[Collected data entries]
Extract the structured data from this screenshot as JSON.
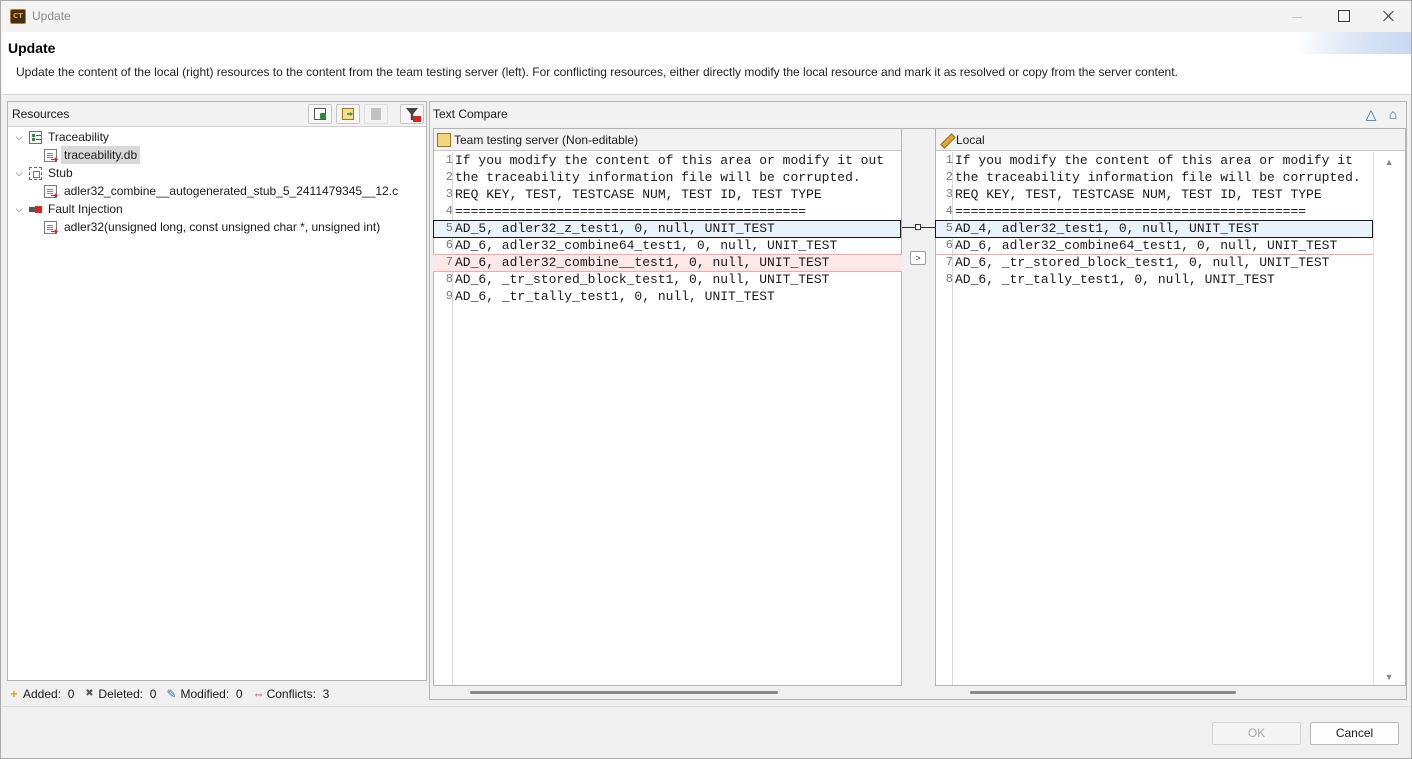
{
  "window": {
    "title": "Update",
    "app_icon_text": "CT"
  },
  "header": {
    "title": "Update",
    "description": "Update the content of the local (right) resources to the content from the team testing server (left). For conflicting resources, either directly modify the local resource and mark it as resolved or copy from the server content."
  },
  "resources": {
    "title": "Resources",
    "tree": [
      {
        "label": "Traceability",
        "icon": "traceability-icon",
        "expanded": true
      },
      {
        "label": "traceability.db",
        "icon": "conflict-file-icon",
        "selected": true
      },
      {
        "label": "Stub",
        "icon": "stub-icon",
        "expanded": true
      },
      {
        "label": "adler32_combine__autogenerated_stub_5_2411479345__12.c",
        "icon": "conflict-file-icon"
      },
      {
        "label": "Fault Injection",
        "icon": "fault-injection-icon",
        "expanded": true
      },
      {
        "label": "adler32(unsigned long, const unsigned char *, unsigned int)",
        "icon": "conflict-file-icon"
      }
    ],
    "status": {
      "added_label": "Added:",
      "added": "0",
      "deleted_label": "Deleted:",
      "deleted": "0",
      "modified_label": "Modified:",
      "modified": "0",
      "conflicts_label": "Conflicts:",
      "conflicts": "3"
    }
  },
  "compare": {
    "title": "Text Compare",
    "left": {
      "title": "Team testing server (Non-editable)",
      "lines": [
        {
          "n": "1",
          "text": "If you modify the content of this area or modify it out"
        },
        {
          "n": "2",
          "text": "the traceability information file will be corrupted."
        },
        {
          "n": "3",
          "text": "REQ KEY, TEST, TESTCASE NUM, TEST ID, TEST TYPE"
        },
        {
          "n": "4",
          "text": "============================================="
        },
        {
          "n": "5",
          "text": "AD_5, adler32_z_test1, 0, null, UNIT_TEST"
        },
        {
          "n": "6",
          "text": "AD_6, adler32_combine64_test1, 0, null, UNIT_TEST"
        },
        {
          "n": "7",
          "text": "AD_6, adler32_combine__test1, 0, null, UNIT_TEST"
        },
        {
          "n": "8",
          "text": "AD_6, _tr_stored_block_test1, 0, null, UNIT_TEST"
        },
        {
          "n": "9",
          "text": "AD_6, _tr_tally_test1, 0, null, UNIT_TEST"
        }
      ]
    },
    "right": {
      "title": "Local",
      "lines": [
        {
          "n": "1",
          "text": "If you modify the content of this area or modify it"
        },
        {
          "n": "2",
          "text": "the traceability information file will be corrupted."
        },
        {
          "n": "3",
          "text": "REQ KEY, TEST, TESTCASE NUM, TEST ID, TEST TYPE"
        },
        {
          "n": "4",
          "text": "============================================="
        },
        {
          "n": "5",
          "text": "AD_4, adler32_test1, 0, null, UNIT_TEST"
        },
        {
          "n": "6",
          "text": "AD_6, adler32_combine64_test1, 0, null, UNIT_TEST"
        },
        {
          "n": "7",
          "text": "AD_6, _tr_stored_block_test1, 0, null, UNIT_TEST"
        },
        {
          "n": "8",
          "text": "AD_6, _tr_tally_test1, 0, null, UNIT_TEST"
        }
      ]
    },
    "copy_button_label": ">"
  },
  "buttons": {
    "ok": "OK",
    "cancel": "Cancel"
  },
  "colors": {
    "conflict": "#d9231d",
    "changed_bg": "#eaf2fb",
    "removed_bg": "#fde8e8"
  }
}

--

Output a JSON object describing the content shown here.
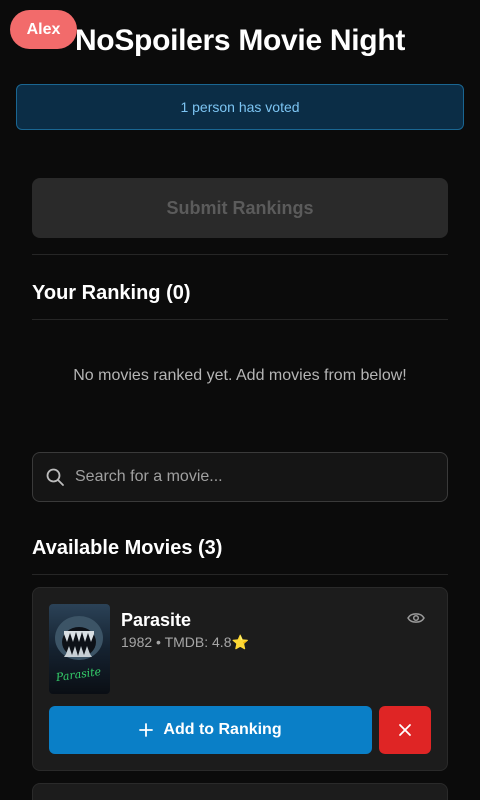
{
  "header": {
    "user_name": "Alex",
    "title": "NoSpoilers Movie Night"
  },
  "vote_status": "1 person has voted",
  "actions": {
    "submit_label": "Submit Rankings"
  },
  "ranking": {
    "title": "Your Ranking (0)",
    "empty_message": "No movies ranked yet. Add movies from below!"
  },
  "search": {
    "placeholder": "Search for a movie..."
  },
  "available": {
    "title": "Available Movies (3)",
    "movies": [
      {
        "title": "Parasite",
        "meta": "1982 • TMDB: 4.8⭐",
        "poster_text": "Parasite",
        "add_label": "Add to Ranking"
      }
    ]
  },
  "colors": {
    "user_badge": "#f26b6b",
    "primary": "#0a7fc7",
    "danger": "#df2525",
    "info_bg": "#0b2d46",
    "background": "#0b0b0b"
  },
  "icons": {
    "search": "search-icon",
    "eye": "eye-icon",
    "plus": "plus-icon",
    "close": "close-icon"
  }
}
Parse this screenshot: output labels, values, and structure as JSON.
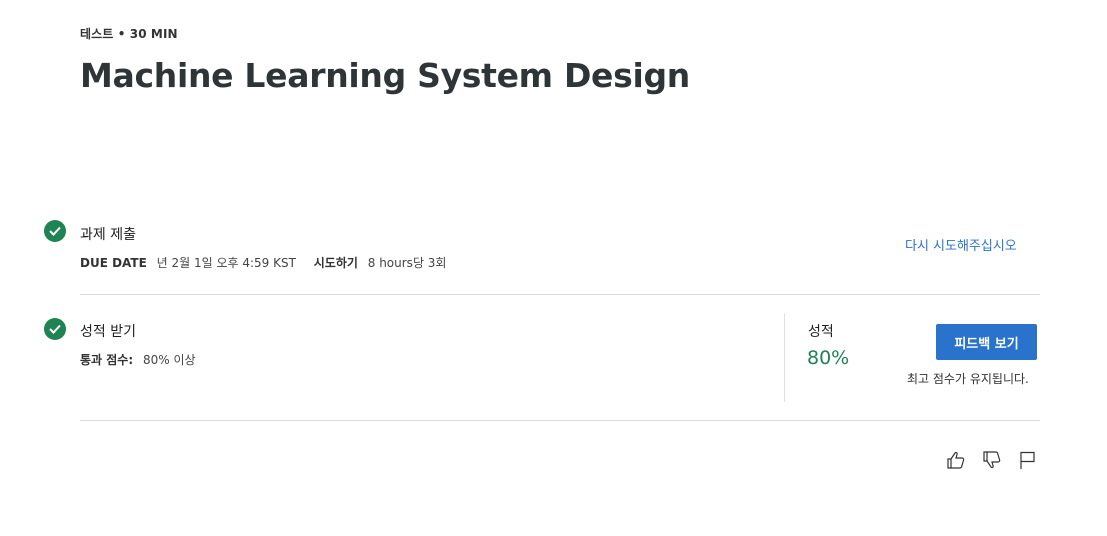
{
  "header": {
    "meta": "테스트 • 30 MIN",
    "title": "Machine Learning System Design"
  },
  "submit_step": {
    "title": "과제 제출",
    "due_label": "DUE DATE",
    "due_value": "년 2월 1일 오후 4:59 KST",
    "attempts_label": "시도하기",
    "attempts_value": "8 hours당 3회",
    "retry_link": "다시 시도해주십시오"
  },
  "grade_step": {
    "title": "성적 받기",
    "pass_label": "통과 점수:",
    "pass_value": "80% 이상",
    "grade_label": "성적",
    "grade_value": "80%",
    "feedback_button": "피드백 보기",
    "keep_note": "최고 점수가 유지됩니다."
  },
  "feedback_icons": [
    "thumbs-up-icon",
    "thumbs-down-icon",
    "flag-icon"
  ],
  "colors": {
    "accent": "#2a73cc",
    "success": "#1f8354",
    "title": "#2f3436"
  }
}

**What you are asked to do:**
Set out every line from the material that contains the string "right".

**Completed task:**
    "description": "Update the content of the local (right) resources to the content from the team testing server (left). For conflicting resources, either directly modify the local resource and mark it as resolved or copy from the server content."
    "right": {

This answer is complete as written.